Required action> Please carry on the discussion of narcissism and self-esteem below, starting right after its last sentence.

───── Provided text ─────


        but its interesting you mention that you only associate with those who hold credible self-esteem.
        this would mean that people with lower self-esteem are likely to call you narcissistic, again that's only if self-esteem is the criteria for this supposed pathology.

        i guess this is one of the things i am trying to point out, who is defining narcissism, those with low self-esteem? no self-esteem?

        when you say you have worked with an actual narcissist, what do you mean? is it someone you think is an actual narcissist? someone who calls himself an actual narcissist?
        • thumb
          Aug 13 2011: There is a distinction to be made between having high self-esteem and having low self-esteem and itemizing your good points in order to distract people from your lesser points. For instance, people who actually have high self-esteem can comfortably associate with others who equally have high self-esteem. People who don't, on the other hand, tend to take everything as a personal attack.

          The narcissist in question? Commentary on aspects of projects that were going less that smoothly was met with "are you calling me stupid?!" Comments about other people doing a good job? "Are you saying I'm not?' Her entire universe revolved around her in ways that people who erroneously use the word "narcissist" to mean "selfish" or snobbish, uppity, or even panglossian clearly do not understand.

───── Data records ─────

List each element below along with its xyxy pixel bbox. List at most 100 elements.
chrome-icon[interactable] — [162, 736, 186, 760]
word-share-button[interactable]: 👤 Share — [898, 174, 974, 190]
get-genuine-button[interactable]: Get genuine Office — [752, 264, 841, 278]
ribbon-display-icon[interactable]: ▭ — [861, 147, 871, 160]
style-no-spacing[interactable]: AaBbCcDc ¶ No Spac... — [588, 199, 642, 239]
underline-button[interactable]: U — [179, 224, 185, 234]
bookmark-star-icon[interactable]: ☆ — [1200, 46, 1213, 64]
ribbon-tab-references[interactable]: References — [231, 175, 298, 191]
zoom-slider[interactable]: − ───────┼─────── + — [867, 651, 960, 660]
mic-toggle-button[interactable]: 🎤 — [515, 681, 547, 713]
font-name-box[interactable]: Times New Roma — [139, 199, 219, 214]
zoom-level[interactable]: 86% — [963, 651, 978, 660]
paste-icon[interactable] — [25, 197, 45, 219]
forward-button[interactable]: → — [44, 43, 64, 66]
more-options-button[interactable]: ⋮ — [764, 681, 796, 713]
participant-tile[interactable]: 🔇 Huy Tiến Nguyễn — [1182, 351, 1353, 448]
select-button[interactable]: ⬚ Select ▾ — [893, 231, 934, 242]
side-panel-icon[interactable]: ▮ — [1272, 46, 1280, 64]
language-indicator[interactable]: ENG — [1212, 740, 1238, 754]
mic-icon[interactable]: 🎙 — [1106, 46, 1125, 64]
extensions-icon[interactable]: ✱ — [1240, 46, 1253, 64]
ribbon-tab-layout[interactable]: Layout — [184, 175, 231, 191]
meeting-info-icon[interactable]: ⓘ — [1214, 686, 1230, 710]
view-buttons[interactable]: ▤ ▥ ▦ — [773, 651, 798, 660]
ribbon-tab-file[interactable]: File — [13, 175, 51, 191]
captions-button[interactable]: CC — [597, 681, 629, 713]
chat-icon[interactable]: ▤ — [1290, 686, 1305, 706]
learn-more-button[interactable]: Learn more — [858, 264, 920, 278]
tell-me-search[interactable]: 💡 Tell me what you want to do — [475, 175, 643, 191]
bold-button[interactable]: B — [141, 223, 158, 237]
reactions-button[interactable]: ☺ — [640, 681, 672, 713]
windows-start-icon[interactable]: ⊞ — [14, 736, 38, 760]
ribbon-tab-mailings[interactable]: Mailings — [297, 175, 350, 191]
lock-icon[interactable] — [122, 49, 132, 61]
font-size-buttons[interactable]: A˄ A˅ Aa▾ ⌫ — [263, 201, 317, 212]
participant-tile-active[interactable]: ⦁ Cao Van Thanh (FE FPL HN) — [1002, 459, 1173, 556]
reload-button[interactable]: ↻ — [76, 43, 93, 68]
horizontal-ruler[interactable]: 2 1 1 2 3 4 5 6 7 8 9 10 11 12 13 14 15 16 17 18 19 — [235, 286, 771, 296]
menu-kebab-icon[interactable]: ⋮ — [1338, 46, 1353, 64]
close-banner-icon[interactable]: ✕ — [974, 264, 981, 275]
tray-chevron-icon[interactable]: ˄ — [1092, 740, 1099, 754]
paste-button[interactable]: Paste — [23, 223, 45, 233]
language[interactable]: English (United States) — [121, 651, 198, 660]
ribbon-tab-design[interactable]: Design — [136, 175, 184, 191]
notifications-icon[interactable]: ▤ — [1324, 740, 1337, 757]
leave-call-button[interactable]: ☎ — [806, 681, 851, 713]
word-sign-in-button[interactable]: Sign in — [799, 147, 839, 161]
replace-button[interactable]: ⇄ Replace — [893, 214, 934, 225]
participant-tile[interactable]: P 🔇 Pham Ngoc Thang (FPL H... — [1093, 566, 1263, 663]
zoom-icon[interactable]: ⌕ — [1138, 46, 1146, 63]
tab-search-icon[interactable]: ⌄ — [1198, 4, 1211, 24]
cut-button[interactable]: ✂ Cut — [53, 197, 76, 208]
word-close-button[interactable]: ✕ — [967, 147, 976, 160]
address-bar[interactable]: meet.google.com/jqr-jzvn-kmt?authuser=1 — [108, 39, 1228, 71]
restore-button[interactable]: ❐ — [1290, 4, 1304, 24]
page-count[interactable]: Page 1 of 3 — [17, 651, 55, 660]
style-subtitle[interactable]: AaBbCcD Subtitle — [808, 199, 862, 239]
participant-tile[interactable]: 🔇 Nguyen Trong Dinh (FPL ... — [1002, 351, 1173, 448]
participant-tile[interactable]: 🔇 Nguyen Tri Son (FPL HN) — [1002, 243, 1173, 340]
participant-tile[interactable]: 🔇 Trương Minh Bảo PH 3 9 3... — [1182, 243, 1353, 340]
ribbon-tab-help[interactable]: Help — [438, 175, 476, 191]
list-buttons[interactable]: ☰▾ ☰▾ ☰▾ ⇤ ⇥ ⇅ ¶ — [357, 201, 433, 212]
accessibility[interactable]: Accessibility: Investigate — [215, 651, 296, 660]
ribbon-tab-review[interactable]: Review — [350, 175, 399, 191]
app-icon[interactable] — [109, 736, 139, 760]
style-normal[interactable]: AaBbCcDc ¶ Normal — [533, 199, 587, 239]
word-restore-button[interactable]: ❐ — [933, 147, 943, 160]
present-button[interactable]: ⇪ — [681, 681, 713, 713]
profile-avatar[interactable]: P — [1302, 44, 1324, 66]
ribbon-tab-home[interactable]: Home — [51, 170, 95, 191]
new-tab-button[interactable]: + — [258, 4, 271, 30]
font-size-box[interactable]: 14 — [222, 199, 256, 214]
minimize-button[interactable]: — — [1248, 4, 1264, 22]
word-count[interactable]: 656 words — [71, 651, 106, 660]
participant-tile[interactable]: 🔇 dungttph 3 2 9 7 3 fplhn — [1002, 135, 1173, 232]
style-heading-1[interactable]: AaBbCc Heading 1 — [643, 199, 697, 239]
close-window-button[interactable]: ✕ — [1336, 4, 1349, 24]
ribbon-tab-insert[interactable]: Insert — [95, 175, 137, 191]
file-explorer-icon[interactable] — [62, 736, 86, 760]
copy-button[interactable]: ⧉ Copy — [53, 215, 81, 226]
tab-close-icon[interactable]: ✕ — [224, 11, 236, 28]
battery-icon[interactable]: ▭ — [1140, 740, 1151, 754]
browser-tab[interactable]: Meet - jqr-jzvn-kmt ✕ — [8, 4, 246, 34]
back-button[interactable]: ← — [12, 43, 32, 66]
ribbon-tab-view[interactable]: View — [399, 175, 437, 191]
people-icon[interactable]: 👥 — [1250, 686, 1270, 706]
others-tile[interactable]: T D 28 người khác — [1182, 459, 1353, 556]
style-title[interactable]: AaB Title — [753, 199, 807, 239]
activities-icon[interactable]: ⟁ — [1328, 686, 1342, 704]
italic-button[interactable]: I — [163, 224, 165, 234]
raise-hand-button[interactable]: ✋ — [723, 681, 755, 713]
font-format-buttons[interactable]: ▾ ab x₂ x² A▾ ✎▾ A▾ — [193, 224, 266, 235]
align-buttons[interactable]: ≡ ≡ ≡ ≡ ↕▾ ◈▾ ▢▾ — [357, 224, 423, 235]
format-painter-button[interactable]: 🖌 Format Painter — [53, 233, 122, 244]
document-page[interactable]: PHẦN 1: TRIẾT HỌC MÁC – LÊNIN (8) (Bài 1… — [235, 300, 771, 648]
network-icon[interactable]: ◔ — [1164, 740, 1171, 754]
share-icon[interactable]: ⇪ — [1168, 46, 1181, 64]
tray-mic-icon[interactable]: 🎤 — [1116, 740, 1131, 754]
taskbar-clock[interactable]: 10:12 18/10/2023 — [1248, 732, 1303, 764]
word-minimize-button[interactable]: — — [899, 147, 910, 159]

─────

Task result>
  • thumb
    Aug 11 2011: society/culture creates norms. so that is what normally dertimines such things. but what role could narcissism play for someone other than prove you can lie to yourself very well?
    • Aug 12 2011: yes, society/ culture creates norms, if we call norms the line, then society is entirely capable of pushing the line one way or the other.

      whats interesting is when we begin to compare the lines of different societies.

      depression in society x will be high on prescription drugs, in society x1 people help each other resolve one another problems, and in society x2 there is no such thing as depression.
  • thumb
    Aug 12 2011: Narcissism is what you can call an excessive self-love. The word excessive itself explains it all.
    It might also be called a kind of inordinate fascination with oneself (yourself).
    Psychology dictionaries say that it is an extreme selfishness with a grandiose view of one's own talents and a craving for admiration, as characterizing a personality type.
    Some consider that it's a mental disorder.
    • Aug 12 2011: yes, I'm aware of the definitions,

      you say excessive explains it all, you see that's the very problem.
      excessive to who? to me? you? or the person being excessive?

      even if we do come to some consensus on what excessive really is, does that really solve the problem?
      read a few posts, i have tried to explain this with some clarity.
  • thumb
    Aug 11 2011: narcissism: if you don't love you, then who will?

    I guess this is "normal" narcissism: when it improves your self-esteem. However, when it crosses the boarders of what's reasonable, this is, when you constantly think you're better than others in everything, then it's abnormality
    • Aug 12 2011: i think what troubles me is how quickly we come to stick that label on people.

      think of a time when you were ecstatic, and for good reason, but lets say that you held on to this feeling for a little longer than what people are comfortable with.

      the problem with being ecstatic is that people notice it very quickly, at first they are happy for you, some maybe envious, then their happiness soon fades away to only be replaced by some kind of contrived hate.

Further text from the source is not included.